Extract to read:
It is possible to copy data to memory asynchronously in a different thread, GPU's are excellent at asynchronous operations, just be careful with threads (graphics API's sometimes need some setup to be able to be called from multiple threads).

Note that this is different from actual "video memory speed" advertised on graphics cards which tell you how fast memory operations which are local to the GPU (say, adding two textures together on the GPU), which can be as high at 200GB/s (that's right, two hundred gigabytes per second, so if you can stay on the graphics card without transfering anything that's a huge speed boost). So for instance if you need fill a texture with random data for some reason, instead of generating it from the CPU (slow) and copying it to the GPU (double slow), you should generate the numbers on the GPU (ultra fast) and so you don't need to copy anything (instantaneous!)

“If I understand the standard right it is legal and safe to do this but the resulting value could be anything.”

Any cpu to gpu operation is hellishly slow. Move your texture to gpu in loading phase, then use shaders.
i would be suprised if you manage to stream a single 1080p texture to gpu at 60hz.

i recently wrote a render-to-texture method. only 512*512resolution texture, still killed the cpu.
now i do only partial updates.
I'm uploading roughly 2-3 megabytes of data to the GPU memory per frame (instancing data, texture updates etc) and I can easily reach over 100 fps or 200 fps with Crossfire. I am also pretty sure that I haven't saturated the bus and that the data transfer isn't the bottleneck. Also, I haven't even tried yet using staging buffers to further improve the situation. I use mostly map/discard and occasionally UpdateSubresource, which isn't enforced by the MSDN.

As a side note, I was able to do that already 5 years ago.

Records provided:
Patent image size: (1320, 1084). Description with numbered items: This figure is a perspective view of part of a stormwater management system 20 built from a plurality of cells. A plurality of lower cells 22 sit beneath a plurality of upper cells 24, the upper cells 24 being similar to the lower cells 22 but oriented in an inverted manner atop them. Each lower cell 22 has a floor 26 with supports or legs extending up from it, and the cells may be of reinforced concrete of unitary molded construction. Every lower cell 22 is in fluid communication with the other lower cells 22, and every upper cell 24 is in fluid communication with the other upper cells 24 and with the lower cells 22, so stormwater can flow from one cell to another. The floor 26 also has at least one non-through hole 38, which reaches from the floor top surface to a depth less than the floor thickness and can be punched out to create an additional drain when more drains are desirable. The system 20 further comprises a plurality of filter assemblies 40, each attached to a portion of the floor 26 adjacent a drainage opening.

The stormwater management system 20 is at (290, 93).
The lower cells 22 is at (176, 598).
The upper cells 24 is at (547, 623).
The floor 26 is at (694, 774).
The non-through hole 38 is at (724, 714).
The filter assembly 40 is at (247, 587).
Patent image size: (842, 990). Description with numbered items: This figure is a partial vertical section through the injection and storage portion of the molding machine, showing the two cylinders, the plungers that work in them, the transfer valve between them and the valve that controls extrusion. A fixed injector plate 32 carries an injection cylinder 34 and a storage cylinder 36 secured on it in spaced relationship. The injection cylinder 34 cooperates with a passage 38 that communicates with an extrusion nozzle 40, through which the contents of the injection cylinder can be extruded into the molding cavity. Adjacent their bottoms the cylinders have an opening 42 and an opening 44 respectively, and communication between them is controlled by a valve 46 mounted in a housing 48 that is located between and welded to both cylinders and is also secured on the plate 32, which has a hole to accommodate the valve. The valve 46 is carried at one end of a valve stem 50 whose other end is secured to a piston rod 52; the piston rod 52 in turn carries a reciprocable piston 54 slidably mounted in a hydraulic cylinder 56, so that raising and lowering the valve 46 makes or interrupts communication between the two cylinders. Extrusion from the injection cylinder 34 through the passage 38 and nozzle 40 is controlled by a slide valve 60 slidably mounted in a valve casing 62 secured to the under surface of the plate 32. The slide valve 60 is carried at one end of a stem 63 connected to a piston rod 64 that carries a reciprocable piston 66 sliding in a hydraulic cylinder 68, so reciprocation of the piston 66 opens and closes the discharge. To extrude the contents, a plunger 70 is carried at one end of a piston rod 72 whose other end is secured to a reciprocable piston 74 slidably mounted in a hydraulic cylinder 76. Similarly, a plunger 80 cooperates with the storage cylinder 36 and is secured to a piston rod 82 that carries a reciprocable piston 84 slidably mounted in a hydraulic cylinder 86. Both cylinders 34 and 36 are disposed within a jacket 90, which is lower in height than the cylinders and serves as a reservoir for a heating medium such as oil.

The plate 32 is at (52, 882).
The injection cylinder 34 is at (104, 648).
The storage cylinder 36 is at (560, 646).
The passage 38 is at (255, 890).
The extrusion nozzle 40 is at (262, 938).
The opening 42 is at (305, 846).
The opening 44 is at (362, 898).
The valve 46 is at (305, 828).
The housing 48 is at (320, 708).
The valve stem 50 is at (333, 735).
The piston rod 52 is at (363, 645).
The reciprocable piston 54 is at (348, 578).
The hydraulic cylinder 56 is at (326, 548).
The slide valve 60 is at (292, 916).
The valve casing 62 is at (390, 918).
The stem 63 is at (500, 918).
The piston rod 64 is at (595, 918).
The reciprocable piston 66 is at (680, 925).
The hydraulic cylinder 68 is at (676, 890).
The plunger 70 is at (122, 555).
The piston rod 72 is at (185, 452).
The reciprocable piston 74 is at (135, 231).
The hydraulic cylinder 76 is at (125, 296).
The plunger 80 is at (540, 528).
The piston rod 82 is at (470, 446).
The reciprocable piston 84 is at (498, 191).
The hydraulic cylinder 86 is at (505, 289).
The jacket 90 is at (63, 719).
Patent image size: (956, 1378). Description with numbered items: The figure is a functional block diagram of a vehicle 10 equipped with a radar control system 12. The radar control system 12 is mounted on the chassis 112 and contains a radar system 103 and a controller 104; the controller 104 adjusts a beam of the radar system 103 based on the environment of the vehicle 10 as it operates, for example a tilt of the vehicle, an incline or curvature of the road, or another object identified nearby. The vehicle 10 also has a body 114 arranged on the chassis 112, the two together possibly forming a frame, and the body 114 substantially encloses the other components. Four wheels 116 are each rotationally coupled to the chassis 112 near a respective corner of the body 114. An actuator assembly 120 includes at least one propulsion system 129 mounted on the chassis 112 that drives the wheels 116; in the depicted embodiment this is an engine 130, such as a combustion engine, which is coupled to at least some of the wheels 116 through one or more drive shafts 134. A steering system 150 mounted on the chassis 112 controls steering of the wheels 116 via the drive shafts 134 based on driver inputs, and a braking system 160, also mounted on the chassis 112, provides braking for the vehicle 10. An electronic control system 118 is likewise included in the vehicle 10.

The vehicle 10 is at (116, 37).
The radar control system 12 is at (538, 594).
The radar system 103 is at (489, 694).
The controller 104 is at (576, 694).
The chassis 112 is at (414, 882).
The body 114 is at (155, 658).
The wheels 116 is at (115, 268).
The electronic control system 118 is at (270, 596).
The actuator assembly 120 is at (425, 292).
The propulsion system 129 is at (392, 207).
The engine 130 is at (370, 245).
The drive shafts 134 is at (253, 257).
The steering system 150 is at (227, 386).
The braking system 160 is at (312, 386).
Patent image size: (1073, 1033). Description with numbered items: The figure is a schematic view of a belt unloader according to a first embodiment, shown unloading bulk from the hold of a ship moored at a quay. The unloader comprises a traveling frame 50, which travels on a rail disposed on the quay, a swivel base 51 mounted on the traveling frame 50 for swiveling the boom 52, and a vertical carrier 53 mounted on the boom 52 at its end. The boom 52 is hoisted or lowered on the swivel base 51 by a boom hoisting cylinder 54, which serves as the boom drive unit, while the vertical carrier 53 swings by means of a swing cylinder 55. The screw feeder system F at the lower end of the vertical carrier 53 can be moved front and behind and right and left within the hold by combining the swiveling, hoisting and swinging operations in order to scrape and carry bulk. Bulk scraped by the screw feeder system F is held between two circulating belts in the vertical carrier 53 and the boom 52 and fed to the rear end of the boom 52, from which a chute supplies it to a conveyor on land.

Required actions:
1 – In the GPU transfer text, list the words in parentheses that rate the speed of each step in the example about filling a texture with random data.
2 – In the GPU transfer text, write out the part from "Any cpu to gpu" to "5 years ago." again, substituting "frames per second" for "fps".

Exercise answers:
1 –
- slow: generating the data on the CPU
- double slow: copying it to the GPU
- ultra fast: generating the numbers on the GPU
- instantaneous!: not needing to copy anything

2 –
Any cpu to gpu operation is hellishly slow. Move your texture to gpu in loading phase, then use shaders.
i would be suprised if you manage to stream a single 1080p texture to gpu at 60hz.

i recently wrote a render-to-texture method. only 512*512resolution texture, still killed the cpu.
now i do only partial updates.
I'm uploading roughly 2-3 megabytes of data to the GPU memory per frame (instancing data, texture updates etc) and I can easily reach over 100 frames per second or 200 frames per second with Crossfire. I am also pretty sure that I haven't saturated the bus and that the data transfer isn't the bottleneck. Also, I haven't even tried yet using staging buffers to further improve the situation. I use mostly map/discard and occasionally UpdateSubresource, which isn't enforced by the MSDN.

As a side note, I was able to do that already 5 years ago.